§ **Aim**:
Bring together all lines of the material below that contain the string "total".

§ **Input for this task**:
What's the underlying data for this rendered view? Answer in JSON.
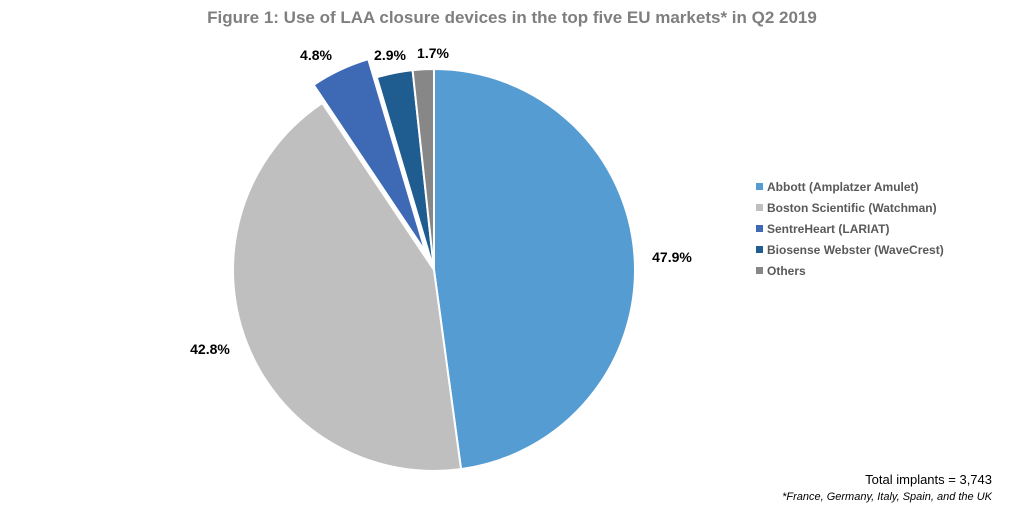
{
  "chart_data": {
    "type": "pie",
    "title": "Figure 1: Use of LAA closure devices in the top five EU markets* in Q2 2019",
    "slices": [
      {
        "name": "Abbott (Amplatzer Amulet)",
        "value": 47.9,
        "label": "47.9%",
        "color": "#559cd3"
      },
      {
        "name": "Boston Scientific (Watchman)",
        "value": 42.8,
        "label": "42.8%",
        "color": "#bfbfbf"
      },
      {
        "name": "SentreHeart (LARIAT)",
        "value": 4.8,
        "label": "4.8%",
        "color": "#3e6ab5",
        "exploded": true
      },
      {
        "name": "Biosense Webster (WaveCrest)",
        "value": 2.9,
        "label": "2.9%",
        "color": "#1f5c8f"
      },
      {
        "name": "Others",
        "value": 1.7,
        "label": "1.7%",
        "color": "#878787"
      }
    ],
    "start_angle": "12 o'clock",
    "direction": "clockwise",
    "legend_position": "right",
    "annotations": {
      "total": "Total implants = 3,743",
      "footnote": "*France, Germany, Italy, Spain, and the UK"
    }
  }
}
---
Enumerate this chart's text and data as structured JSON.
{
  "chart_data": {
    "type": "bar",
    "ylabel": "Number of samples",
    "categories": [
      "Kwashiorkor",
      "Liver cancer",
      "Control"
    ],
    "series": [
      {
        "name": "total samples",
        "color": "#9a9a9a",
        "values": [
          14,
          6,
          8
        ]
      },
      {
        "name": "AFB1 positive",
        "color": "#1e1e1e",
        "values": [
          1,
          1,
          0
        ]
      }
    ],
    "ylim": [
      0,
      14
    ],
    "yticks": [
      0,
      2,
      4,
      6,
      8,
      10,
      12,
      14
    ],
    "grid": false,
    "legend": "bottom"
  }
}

§ **Solution to this exercise**:
      "total": "Total implants = 3,743",
        "name": "total samples",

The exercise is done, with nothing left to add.